**The task:** Output every record word for word.
___ Data for this task ___
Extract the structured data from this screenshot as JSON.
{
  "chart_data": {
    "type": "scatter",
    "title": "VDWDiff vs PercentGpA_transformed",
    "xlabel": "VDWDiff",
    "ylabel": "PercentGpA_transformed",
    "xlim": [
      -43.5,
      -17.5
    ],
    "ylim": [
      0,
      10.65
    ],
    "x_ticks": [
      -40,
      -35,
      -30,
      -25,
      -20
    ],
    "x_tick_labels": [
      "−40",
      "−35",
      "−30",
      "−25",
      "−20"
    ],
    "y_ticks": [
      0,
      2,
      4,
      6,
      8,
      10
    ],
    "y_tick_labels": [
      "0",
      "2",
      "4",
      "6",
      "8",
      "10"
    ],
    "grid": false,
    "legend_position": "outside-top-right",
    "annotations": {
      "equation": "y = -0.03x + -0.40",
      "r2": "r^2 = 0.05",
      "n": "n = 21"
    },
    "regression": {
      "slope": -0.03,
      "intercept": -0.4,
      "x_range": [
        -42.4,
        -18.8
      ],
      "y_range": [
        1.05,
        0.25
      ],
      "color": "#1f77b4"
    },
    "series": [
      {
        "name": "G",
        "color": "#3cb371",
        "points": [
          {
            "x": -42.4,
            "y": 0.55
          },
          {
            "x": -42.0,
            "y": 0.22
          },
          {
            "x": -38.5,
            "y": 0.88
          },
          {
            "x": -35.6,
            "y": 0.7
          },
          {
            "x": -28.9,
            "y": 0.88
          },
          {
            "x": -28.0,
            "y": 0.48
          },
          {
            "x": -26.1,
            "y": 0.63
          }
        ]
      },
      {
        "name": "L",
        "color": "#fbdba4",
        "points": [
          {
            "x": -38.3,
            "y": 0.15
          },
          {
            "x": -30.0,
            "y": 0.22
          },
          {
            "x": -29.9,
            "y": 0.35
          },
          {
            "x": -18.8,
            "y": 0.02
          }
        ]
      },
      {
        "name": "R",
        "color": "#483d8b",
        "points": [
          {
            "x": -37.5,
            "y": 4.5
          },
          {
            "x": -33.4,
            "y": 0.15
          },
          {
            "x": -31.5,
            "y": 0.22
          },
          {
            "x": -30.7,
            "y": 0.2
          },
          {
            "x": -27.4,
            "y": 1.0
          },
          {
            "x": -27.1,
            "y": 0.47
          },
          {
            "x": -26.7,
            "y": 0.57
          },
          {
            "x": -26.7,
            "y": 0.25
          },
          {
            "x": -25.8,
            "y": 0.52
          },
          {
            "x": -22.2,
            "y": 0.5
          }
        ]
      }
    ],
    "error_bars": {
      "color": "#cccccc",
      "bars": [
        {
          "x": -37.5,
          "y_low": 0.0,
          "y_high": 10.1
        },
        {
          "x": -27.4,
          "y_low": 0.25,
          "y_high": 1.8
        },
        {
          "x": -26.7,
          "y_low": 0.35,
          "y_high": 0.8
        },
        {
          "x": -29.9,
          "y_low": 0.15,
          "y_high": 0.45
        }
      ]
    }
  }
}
___
**Result:**
Extract the structured data from this screenshot as JSON.
{
  "chart_data": {
    "type": "scatter",
    "title": "VDWDiff vs PercentGpA_transformed",
    "xlabel": "VDWDiff",
    "ylabel": "PercentGpA_transformed",
    "xlim": [
      -43.5,
      -17.5
    ],
    "ylim": [
      0,
      10.65
    ],
    "x_ticks": [
      -40,
      -35,
      -30,
      -25,
      -20
    ],
    "x_tick_labels": [
      "−40",
      "−35",
      "−30",
      "−25",
      "−20"
    ],
    "y_ticks": [
      0,
      2,
      4,
      6,
      8,
      10
    ],
    "y_tick_labels": [
      "0",
      "2",
      "4",
      "6",
      "8",
      "10"
    ],
    "grid": false,
    "legend_position": "outside-top-right",
    "annotations": {
      "equation": "y = -0.03x + -0.40",
      "r2": "r^2 = 0.05",
      "n": "n = 21"
    },
    "regression": {
      "slope": -0.03,
      "intercept": -0.4,
      "x_range": [
        -42.4,
        -18.8
      ],
      "y_range": [
        1.05,
        0.25
      ],
      "color": "#1f77b4"
    },
    "series": [
      {
        "name": "G",
        "color": "#3cb371",
        "points": [
          {
            "x": -42.4,
            "y": 0.55
          },
          {
            "x": -42.0,
            "y": 0.22
          },
          {
            "x": -38.5,
            "y": 0.88
          },
          {
            "x": -35.6,
            "y": 0.7
          },
          {
            "x": -28.9,
            "y": 0.88
          },
          {
            "x": -28.0,
            "y": 0.48
          },
          {
            "x": -26.1,
            "y": 0.63
          }
        ]
      },
      {
        "name": "L",
        "color": "#fbdba4",
        "points": [
          {
            "x": -38.3,
            "y": 0.15
          },
          {
            "x": -30.0,
            "y": 0.22
          },
          {
            "x": -29.9,
            "y": 0.35
          },
          {
            "x": -18.8,
            "y": 0.02
          }
        ]
      },
      {
        "name": "R",
        "color": "#483d8b",
        "points": [
          {
            "x": -37.5,
            "y": 4.5
          },
          {
            "x": -33.4,
            "y": 0.15
          },
          {
            "x": -31.5,
            "y": 0.22
          },
          {
            "x": -30.7,
            "y": 0.2
          },
          {
            "x": -27.4,
            "y": 1.0
          },
          {
            "x": -27.1,
            "y": 0.47
          },
          {
            "x": -26.7,
            "y": 0.57
          },
          {
            "x": -26.7,
            "y": 0.25
          },
          {
            "x": -25.8,
            "y": 0.52
          },
          {
            "x": -22.2,
            "y": 0.5
          }
        ]
      }
    ],
    "error_bars": {
      "color": "#cccccc",
      "bars": [
        {
          "x": -37.5,
          "y_low": 0.0,
          "y_high": 10.1
        },
        {
          "x": -27.4,
          "y_low": 0.25,
          "y_high": 1.8
        },
        {
          "x": -26.7,
          "y_low": 0.35,
          "y_high": 0.8
        },
        {
          "x": -29.9,
          "y_low": 0.15,
          "y_high": 0.45
        }
      ]
    }
  }
}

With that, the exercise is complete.